[Recorded data]
# # #
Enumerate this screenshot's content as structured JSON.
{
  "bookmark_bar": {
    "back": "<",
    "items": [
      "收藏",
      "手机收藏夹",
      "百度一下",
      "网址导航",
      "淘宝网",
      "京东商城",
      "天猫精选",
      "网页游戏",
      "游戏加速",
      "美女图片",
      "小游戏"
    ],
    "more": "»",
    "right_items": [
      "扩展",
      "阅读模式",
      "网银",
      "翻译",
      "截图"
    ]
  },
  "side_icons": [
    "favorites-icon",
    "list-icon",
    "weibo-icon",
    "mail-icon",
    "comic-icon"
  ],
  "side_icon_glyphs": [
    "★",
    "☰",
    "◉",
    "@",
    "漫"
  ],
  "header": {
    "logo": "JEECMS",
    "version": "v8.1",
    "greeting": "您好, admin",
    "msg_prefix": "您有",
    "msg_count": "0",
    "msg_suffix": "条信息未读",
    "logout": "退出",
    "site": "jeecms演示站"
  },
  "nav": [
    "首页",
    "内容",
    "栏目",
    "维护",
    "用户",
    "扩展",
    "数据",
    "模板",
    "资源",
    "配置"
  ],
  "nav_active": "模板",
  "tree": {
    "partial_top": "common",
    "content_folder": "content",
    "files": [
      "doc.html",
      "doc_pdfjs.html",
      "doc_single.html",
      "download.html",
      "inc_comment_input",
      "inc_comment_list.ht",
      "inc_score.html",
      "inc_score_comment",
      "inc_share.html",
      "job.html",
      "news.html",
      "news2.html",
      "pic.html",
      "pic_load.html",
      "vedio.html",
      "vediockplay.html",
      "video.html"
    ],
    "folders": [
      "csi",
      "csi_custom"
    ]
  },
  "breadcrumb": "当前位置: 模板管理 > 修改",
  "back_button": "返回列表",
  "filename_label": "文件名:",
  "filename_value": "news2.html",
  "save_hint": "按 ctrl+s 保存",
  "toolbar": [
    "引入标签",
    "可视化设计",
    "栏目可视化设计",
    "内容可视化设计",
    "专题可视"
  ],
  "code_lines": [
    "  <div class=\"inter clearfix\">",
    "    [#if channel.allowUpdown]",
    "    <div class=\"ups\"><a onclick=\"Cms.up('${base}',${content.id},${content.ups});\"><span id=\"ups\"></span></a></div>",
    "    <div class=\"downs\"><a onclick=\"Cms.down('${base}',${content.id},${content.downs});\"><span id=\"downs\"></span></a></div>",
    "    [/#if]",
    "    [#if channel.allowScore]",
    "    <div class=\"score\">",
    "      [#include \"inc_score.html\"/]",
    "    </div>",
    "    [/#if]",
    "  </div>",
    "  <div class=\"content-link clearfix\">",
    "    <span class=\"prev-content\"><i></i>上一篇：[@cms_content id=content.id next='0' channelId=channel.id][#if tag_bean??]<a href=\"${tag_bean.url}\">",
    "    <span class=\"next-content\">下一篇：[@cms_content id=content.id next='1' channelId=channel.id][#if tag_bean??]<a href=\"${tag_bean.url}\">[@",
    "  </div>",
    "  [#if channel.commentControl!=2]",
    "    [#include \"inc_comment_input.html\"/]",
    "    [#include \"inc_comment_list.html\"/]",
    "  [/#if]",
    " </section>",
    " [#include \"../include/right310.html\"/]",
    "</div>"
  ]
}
# # #
Work to complete:
Word for word, restate all of the data shown above.

Reply to the exercise:
Enumerate this screenshot's content as structured JSON.
{
  "bookmark_bar": {
    "back": "<",
    "items": [
      "收藏",
      "手机收藏夹",
      "百度一下",
      "网址导航",
      "淘宝网",
      "京东商城",
      "天猫精选",
      "网页游戏",
      "游戏加速",
      "美女图片",
      "小游戏"
    ],
    "more": "»",
    "right_items": [
      "扩展",
      "阅读模式",
      "网银",
      "翻译",
      "截图"
    ]
  },
  "side_icons": [
    "favorites-icon",
    "list-icon",
    "weibo-icon",
    "mail-icon",
    "comic-icon"
  ],
  "side_icon_glyphs": [
    "★",
    "☰",
    "◉",
    "@",
    "漫"
  ],
  "header": {
    "logo": "JEECMS",
    "version": "v8.1",
    "greeting": "您好, admin",
    "msg_prefix": "您有",
    "msg_count": "0",
    "msg_suffix": "条信息未读",
    "logout": "退出",
    "site": "jeecms演示站"
  },
  "nav": [
    "首页",
    "内容",
    "栏目",
    "维护",
    "用户",
    "扩展",
    "数据",
    "模板",
    "资源",
    "配置"
  ],
  "nav_active": "模板",
  "tree": {
    "partial_top": "common",
    "content_folder": "content",
    "files": [
      "doc.html",
      "doc_pdfjs.html",
      "doc_single.html",
      "download.html",
      "inc_comment_input",
      "inc_comment_list.ht",
      "inc_score.html",
      "inc_score_comment",
      "inc_share.html",
      "job.html",
      "news.html",
      "news2.html",
      "pic.html",
      "pic_load.html",
      "vedio.html",
      "vediockplay.html",
      "video.html"
    ],
    "folders": [
      "csi",
      "csi_custom"
    ]
  },
  "breadcrumb": "当前位置: 模板管理 > 修改",
  "back_button": "返回列表",
  "filename_label": "文件名:",
  "filename_value": "news2.html",
  "save_hint": "按 ctrl+s 保存",
  "toolbar": [
    "引入标签",
    "可视化设计",
    "栏目可视化设计",
    "内容可视化设计",
    "专题可视"
  ],
  "code_lines": [
    "  <div class=\"inter clearfix\">",
    "    [#if channel.allowUpdown]",
    "    <div class=\"ups\"><a onclick=\"Cms.up('${base}',${content.id},${content.ups});\"><span id=\"ups\"></span></a></div>",
    "    <div class=\"downs\"><a onclick=\"Cms.down('${base}',${content.id},${content.downs});\"><span id=\"downs\"></span></a></div>",
    "    [/#if]",
    "    [#if channel.allowScore]",
    "    <div class=\"score\">",
    "      [#include \"inc_score.html\"/]",
    "    </div>",
    "    [/#if]",
    "  </div>",
    "  <div class=\"content-link clearfix\">",
    "    <span class=\"prev-content\"><i></i>上一篇：[@cms_content id=content.id next='0' channelId=channel.id][#if tag_bean??]<a href=\"${tag_bean.url}\">",
    "    <span class=\"next-content\">下一篇：[@cms_content id=content.id next='1' channelId=channel.id][#if tag_bean??]<a href=\"${tag_bean.url}\">[@",
    "  </div>",
    "  [#if channel.commentControl!=2]",
    "    [#include \"inc_comment_input.html\"/]",
    "    [#include \"inc_comment_list.html\"/]",
    "  [/#if]",
    " </section>",
    " [#include \"../include/right310.html\"/]",
    "</div>"
  ]
}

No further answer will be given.